# Exercise directions
Here are some entries; quote each one exactly.
# start of Data to use
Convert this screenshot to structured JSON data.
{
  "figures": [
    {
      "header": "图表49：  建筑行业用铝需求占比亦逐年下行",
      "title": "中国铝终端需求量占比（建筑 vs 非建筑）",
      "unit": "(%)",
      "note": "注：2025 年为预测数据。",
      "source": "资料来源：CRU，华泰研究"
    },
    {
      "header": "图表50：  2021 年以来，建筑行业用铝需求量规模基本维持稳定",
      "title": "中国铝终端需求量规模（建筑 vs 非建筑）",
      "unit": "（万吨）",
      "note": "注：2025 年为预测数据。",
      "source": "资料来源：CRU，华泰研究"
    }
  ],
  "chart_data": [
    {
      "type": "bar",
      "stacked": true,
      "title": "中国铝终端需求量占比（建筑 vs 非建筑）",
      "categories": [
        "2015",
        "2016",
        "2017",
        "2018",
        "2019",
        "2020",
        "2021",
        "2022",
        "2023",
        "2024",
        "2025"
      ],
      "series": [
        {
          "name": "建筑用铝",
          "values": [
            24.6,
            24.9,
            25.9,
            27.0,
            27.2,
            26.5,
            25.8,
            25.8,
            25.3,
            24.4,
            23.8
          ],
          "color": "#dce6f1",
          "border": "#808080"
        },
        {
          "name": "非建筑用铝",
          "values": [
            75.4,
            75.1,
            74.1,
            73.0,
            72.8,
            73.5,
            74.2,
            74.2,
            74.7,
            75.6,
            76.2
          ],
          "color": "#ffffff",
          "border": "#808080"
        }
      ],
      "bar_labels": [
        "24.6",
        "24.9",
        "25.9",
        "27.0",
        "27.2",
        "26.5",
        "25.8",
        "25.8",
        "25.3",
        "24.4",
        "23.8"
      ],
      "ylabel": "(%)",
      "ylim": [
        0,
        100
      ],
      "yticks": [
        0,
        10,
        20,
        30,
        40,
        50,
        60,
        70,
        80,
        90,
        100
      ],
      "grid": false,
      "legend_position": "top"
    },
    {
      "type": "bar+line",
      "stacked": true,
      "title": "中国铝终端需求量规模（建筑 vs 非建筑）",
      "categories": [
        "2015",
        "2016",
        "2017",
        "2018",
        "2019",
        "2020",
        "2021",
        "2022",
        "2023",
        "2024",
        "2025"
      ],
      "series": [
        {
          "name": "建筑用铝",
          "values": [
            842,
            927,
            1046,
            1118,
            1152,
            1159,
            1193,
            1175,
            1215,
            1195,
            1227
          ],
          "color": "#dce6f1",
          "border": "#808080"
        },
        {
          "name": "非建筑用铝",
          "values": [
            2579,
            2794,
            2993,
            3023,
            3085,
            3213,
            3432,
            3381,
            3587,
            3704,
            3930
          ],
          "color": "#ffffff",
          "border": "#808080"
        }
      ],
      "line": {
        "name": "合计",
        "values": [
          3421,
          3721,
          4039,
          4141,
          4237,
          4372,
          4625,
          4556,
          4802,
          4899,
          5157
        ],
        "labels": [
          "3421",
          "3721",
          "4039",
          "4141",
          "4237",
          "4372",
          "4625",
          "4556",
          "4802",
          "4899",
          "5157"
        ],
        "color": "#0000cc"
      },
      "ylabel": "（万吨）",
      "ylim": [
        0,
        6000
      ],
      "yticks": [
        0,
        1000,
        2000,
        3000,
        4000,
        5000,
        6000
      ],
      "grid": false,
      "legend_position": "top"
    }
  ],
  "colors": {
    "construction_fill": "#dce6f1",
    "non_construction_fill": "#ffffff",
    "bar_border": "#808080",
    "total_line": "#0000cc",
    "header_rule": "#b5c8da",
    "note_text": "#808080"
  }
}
# end of Data to use
# Result of the task
Convert this screenshot to structured JSON data.
{
  "figures": [
    {
      "header": "图表49：  建筑行业用铝需求占比亦逐年下行",
      "title": "中国铝终端需求量占比（建筑 vs 非建筑）",
      "unit": "(%)",
      "note": "注：2025 年为预测数据。",
      "source": "资料来源：CRU，华泰研究"
    },
    {
      "header": "图表50：  2021 年以来，建筑行业用铝需求量规模基本维持稳定",
      "title": "中国铝终端需求量规模（建筑 vs 非建筑）",
      "unit": "（万吨）",
      "note": "注：2025 年为预测数据。",
      "source": "资料来源：CRU，华泰研究"
    }
  ],
  "chart_data": [
    {
      "type": "bar",
      "stacked": true,
      "title": "中国铝终端需求量占比（建筑 vs 非建筑）",
      "categories": [
        "2015",
        "2016",
        "2017",
        "2018",
        "2019",
        "2020",
        "2021",
        "2022",
        "2023",
        "2024",
        "2025"
      ],
      "series": [
        {
          "name": "建筑用铝",
          "values": [
            24.6,
            24.9,
            25.9,
            27.0,
            27.2,
            26.5,
            25.8,
            25.8,
            25.3,
            24.4,
            23.8
          ],
          "color": "#dce6f1",
          "border": "#808080"
        },
        {
          "name": "非建筑用铝",
          "values": [
            75.4,
            75.1,
            74.1,
            73.0,
            72.8,
            73.5,
            74.2,
            74.2,
            74.7,
            75.6,
            76.2
          ],
          "color": "#ffffff",
          "border": "#808080"
        }
      ],
      "bar_labels": [
        "24.6",
        "24.9",
        "25.9",
        "27.0",
        "27.2",
        "26.5",
        "25.8",
        "25.8",
        "25.3",
        "24.4",
        "23.8"
      ],
      "ylabel": "(%)",
      "ylim": [
        0,
        100
      ],
      "yticks": [
        0,
        10,
        20,
        30,
        40,
        50,
        60,
        70,
        80,
        90,
        100
      ],
      "grid": false,
      "legend_position": "top"
    },
    {
      "type": "bar+line",
      "stacked": true,
      "title": "中国铝终端需求量规模（建筑 vs 非建筑）",
      "categories": [
        "2015",
        "2016",
        "2017",
        "2018",
        "2019",
        "2020",
        "2021",
        "2022",
        "2023",
        "2024",
        "2025"
      ],
      "series": [
        {
          "name": "建筑用铝",
          "values": [
            842,
            927,
            1046,
            1118,
            1152,
            1159,
            1193,
            1175,
            1215,
            1195,
            1227
          ],
          "color": "#dce6f1",
          "border": "#808080"
        },
        {
          "name": "非建筑用铝",
          "values": [
            2579,
            2794,
            2993,
            3023,
            3085,
            3213,
            3432,
            3381,
            3587,
            3704,
            3930
          ],
          "color": "#ffffff",
          "border": "#808080"
        }
      ],
      "line": {
        "name": "合计",
        "values": [
          3421,
          3721,
          4039,
          4141,
          4237,
          4372,
          4625,
          4556,
          4802,
          4899,
          5157
        ],
        "labels": [
          "3421",
          "3721",
          "4039",
          "4141",
          "4237",
          "4372",
          "4625",
          "4556",
          "4802",
          "4899",
          "5157"
        ],
        "color": "#0000cc"
      },
      "ylabel": "（万吨）",
      "ylim": [
        0,
        6000
      ],
      "yticks": [
        0,
        1000,
        2000,
        3000,
        4000,
        5000,
        6000
      ],
      "grid": false,
      "legend_position": "top"
    }
  ],
  "colors": {
    "construction_fill": "#dce6f1",
    "non_construction_fill": "#ffffff",
    "bar_border": "#808080",
    "total_line": "#0000cc",
    "header_rule": "#b5c8da",
    "note_text": "#808080"
  }
}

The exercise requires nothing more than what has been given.